Stored entries:
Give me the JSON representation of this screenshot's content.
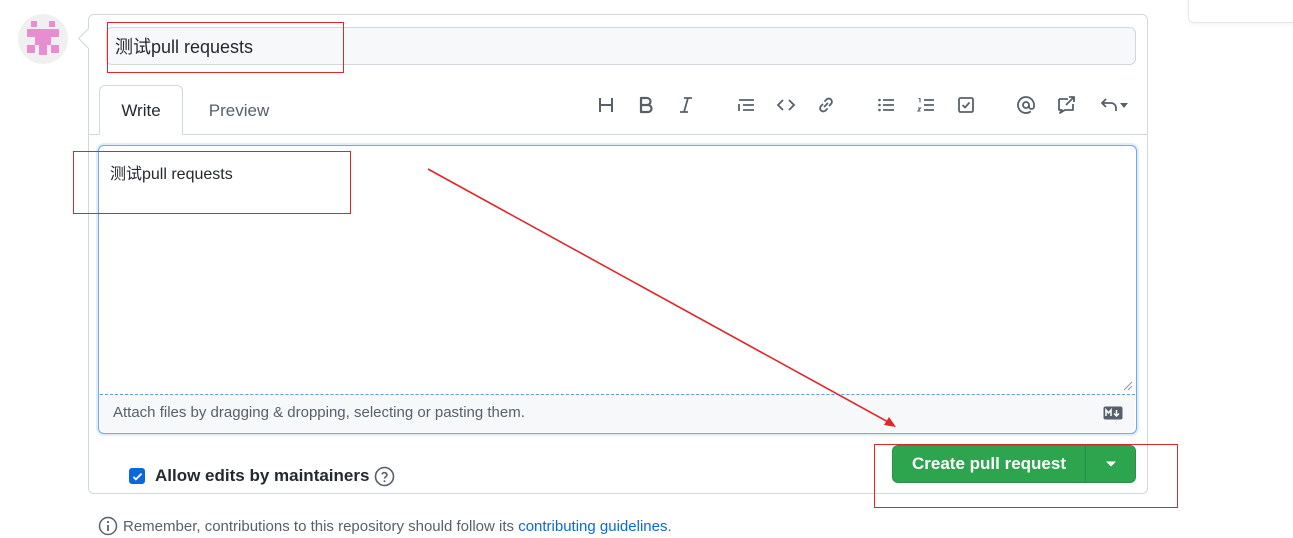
{
  "pull_request": {
    "title_value": "测试pull requests",
    "body_value": "测试pull requests"
  },
  "tabs": {
    "write_label": "Write",
    "preview_label": "Preview"
  },
  "toolbar": {
    "icons": [
      "heading-icon",
      "bold-icon",
      "italic-icon",
      "quote-icon",
      "code-icon",
      "link-icon",
      "bulleted-list-icon",
      "numbered-list-icon",
      "task-list-icon",
      "mention-icon",
      "reference-icon",
      "undo-icon"
    ]
  },
  "attach": {
    "hint": "Attach files by dragging & dropping, selecting or pasting them."
  },
  "options": {
    "allow_edits_label": "Allow edits by maintainers",
    "allow_edits_checked": true
  },
  "actions": {
    "create_label": "Create pull request"
  },
  "footer": {
    "note_prefix": "Remember, contributions to this repository should follow its ",
    "note_link": "contributing guidelines",
    "note_suffix": "."
  },
  "colors": {
    "accent_blue": "#0969da",
    "primary_green": "#2da44e",
    "annotation_red": "#e0262b"
  }
}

What to produce => Reproduce all of the entries word for word, skipping any pictures they hold.

Correct answer =>
Give me the JSON representation of this screenshot's content.
{
  "pull_request": {
    "title_value": "测试pull requests",
    "body_value": "测试pull requests"
  },
  "tabs": {
    "write_label": "Write",
    "preview_label": "Preview"
  },
  "toolbar": {
    "icons": [
      "heading-icon",
      "bold-icon",
      "italic-icon",
      "quote-icon",
      "code-icon",
      "link-icon",
      "bulleted-list-icon",
      "numbered-list-icon",
      "task-list-icon",
      "mention-icon",
      "reference-icon",
      "undo-icon"
    ]
  },
  "attach": {
    "hint": "Attach files by dragging & dropping, selecting or pasting them."
  },
  "options": {
    "allow_edits_label": "Allow edits by maintainers",
    "allow_edits_checked": true
  },
  "actions": {
    "create_label": "Create pull request"
  },
  "footer": {
    "note_prefix": "Remember, contributions to this repository should follow its ",
    "note_link": "contributing guidelines",
    "note_suffix": "."
  },
  "colors": {
    "accent_blue": "#0969da",
    "primary_green": "#2da44e",
    "annotation_red": "#e0262b"
  }
}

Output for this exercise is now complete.